- EXERCISE:
Write the material out again in full, exactly.

- ROWS:

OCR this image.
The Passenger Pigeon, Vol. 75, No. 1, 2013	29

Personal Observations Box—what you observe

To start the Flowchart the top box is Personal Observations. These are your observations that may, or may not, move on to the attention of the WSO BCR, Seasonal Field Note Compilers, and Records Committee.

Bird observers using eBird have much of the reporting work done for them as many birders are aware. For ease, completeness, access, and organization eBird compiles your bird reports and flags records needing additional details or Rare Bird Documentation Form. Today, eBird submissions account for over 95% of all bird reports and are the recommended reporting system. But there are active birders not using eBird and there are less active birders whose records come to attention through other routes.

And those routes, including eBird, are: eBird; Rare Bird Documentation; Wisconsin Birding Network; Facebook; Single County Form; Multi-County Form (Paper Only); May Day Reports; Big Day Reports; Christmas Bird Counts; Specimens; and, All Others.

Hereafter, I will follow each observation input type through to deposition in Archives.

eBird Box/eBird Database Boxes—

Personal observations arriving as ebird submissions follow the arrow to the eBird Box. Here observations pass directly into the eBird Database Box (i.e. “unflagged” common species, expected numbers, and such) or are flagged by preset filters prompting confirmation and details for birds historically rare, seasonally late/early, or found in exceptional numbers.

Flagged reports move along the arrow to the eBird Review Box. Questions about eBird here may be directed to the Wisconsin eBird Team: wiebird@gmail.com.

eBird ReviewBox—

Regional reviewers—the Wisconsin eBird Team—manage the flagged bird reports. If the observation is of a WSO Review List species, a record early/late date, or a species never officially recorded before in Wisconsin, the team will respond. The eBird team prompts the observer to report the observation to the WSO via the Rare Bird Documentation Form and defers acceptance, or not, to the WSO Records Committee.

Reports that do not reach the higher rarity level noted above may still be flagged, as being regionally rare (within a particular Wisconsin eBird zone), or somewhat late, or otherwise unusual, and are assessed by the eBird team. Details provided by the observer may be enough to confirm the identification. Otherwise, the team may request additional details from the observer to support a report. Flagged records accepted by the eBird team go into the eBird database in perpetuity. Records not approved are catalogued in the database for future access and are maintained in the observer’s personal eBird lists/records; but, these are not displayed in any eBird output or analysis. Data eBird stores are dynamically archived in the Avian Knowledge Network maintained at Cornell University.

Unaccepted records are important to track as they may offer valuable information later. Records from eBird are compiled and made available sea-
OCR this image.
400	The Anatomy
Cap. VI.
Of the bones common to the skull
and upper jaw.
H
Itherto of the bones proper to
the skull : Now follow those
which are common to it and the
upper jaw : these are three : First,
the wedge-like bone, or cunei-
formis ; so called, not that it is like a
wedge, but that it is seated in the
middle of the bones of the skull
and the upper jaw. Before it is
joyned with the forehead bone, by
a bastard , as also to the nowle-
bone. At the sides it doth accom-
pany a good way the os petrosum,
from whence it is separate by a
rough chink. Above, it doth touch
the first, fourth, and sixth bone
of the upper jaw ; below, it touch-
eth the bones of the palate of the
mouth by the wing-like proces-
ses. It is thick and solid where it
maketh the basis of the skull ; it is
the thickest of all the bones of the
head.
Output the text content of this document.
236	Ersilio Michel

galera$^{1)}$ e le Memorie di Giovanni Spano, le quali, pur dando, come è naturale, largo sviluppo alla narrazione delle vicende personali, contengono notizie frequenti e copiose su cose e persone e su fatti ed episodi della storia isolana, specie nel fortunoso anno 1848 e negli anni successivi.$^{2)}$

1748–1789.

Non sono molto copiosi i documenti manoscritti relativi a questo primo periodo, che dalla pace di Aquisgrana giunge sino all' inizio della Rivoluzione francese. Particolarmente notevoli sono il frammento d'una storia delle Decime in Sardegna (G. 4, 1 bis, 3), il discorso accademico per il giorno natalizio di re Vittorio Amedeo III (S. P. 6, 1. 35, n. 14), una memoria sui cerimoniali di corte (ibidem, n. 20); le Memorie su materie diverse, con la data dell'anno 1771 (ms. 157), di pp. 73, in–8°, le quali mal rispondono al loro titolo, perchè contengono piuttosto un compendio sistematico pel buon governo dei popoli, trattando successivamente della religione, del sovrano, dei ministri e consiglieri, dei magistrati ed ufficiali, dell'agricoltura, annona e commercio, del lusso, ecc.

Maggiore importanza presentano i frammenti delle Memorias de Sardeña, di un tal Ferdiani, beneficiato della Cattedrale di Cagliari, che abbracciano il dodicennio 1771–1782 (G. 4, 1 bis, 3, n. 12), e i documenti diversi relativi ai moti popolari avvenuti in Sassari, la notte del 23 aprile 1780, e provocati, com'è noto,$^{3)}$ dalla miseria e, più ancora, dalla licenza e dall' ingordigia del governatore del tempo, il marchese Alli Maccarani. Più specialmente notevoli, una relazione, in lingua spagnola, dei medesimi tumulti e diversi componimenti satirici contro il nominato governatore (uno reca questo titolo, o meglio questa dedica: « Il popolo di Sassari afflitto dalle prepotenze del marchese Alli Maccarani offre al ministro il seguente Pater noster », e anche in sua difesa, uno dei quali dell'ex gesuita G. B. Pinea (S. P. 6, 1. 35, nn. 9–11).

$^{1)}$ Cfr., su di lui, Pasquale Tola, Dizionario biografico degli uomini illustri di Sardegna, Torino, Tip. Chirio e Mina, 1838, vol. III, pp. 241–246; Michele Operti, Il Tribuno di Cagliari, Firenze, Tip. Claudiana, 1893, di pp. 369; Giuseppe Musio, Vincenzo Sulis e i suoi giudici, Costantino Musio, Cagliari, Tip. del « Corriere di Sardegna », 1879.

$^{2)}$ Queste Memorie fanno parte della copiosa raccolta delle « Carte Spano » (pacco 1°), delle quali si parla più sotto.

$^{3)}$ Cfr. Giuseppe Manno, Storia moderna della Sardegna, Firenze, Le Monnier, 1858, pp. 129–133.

- EXERCISE SOLUTION:
OCR this image.
The Passenger Pigeon, Vol. 75, No. 1, 2013	29

Personal Observations Box—what you observe

To start the Flowchart the top box is Personal Observations. These are your observations that may, or may not, move on to the attention of the WSO BCR, Seasonal Field Note Compilers, and Records Committee.

Bird observers using eBird have much of the reporting work done for them as many birders are aware. For ease, completeness, access, and organization eBird compiles your bird reports and flags records needing additional details or Rare Bird Documentation Form. Today, eBird submissions account for over 95% of all bird reports and are the recommended reporting system. But there are active birders not using eBird and there are less active birders whose records come to attention through other routes.

And those routes, including eBird, are: eBird; Rare Bird Documentation; Wisconsin Birding Network; Facebook; Single County Form; Multi-County Form (Paper Only); May Day Reports; Big Day Reports; Christmas Bird Counts; Specimens; and, All Others.

Hereafter, I will follow each observation input type through to deposition in Archives.

eBird Box/eBird Database Boxes—

Personal observations arriving as ebird submissions follow the arrow to the eBird Box. Here observations pass directly into the eBird Database Box (i.e. “unflagged” common species, expected numbers, and such) or are flagged by preset filters prompting confirmation and details for birds historically rare, seasonally late/early, or found in exceptional numbers.

Flagged reports move along the arrow to the eBird Review Box. Questions about eBird here may be directed to the Wisconsin eBird Team: wiebird@gmail.com.

eBird ReviewBox—

Regional reviewers—the Wisconsin eBird Team—manage the flagged bird reports. If the observation is of a WSO Review List species, a record early/late date, or a species never officially recorded before in Wisconsin, the team will respond. The eBird team prompts the observer to report the observation to the WSO via the Rare Bird Documentation Form and defers acceptance, or not, to the WSO Records Committee.

Reports that do not reach the higher rarity level noted above may still be flagged, as being regionally rare (within a particular Wisconsin eBird zone), or somewhat late, or otherwise unusual, and are assessed by the eBird team. Details provided by the observer may be enough to confirm the identification. Otherwise, the team may request additional details from the observer to support a report. Flagged records accepted by the eBird team go into the eBird database in perpetuity. Records not approved are catalogued in the database for future access and are maintained in the observer’s personal eBird lists/records; but, these are not displayed in any eBird output or analysis. Data eBird stores are dynamically archived in the Avian Knowledge Network maintained at Cornell University.

Unaccepted records are important to track as they may offer valuable information later. Records from eBird are compiled and made available sea-
OCR this image.
400	The Anatomy
Cap. VI.
Of the bones common to the skull
and upper jaw.
H
Itherto of the bones proper to
the skull : Now follow those
which are common to it and the
upper jaw : these are three : First,
the wedge-like bone, or cunei-
formis ; so called, not that it is like a
wedge, but that it is seated in the
middle of the bones of the skull
and the upper jaw. Before it is
joyned with the forehead bone, by
a bastard , as also to the nowle-
bone. At the sides it doth accom-
pany a good way the os petrosum,
from whence it is separate by a
rough chink. Above, it doth touch
the first, fourth, and sixth bone
of the upper jaw ; below, it touch-
eth the bones of the palate of the
mouth by the wing-like proces-
ses. It is thick and solid where it
maketh the basis of the skull ; it is
the thickest of all the bones of the
head.
Output the text content of this document.
236	Ersilio Michel

galera$^{1)}$ e le Memorie di Giovanni Spano, le quali, pur dando, come è naturale, largo sviluppo alla narrazione delle vicende personali, contengono notizie frequenti e copiose su cose e persone e su fatti ed episodi della storia isolana, specie nel fortunoso anno 1848 e negli anni successivi.$^{2)}$

1748–1789.

Non sono molto copiosi i documenti manoscritti relativi a questo primo periodo, che dalla pace di Aquisgrana giunge sino all' inizio della Rivoluzione francese. Particolarmente notevoli sono il frammento d'una storia delle Decime in Sardegna (G. 4, 1 bis, 3), il discorso accademico per il giorno natalizio di re Vittorio Amedeo III (S. P. 6, 1. 35, n. 14), una memoria sui cerimoniali di corte (ibidem, n. 20); le Memorie su materie diverse, con la data dell'anno 1771 (ms. 157), di pp. 73, in–8°, le quali mal rispondono al loro titolo, perchè contengono piuttosto un compendio sistematico pel buon governo dei popoli, trattando successivamente della religione, del sovrano, dei ministri e consiglieri, dei magistrati ed ufficiali, dell'agricoltura, annona e commercio, del lusso, ecc.

Maggiore importanza presentano i frammenti delle Memorias de Sardeña, di un tal Ferdiani, beneficiato della Cattedrale di Cagliari, che abbracciano il dodicennio 1771–1782 (G. 4, 1 bis, 3, n. 12), e i documenti diversi relativi ai moti popolari avvenuti in Sassari, la notte del 23 aprile 1780, e provocati, com'è noto,$^{3)}$ dalla miseria e, più ancora, dalla licenza e dall' ingordigia del governatore del tempo, il marchese Alli Maccarani. Più specialmente notevoli, una relazione, in lingua spagnola, dei medesimi tumulti e diversi componimenti satirici contro il nominato governatore (uno reca questo titolo, o meglio questa dedica: « Il popolo di Sassari afflitto dalle prepotenze del marchese Alli Maccarani offre al ministro il seguente Pater noster », e anche in sua difesa, uno dei quali dell'ex gesuita G. B. Pinea (S. P. 6, 1. 35, nn. 9–11).

$^{1)}$ Cfr., su di lui, Pasquale Tola, Dizionario biografico degli uomini illustri di Sardegna, Torino, Tip. Chirio e Mina, 1838, vol. III, pp. 241–246; Michele Operti, Il Tribuno di Cagliari, Firenze, Tip. Claudiana, 1893, di pp. 369; Giuseppe Musio, Vincenzo Sulis e i suoi giudici, Costantino Musio, Cagliari, Tip. del « Corriere di Sardegna », 1879.

$^{2)}$ Queste Memorie fanno parte della copiosa raccolta delle « Carte Spano » (pacco 1°), delle quali si parla più sotto.

$^{3)}$ Cfr. Giuseppe Manno, Storia moderna della Sardegna, Firenze, Le Monnier, 1858, pp. 129–133.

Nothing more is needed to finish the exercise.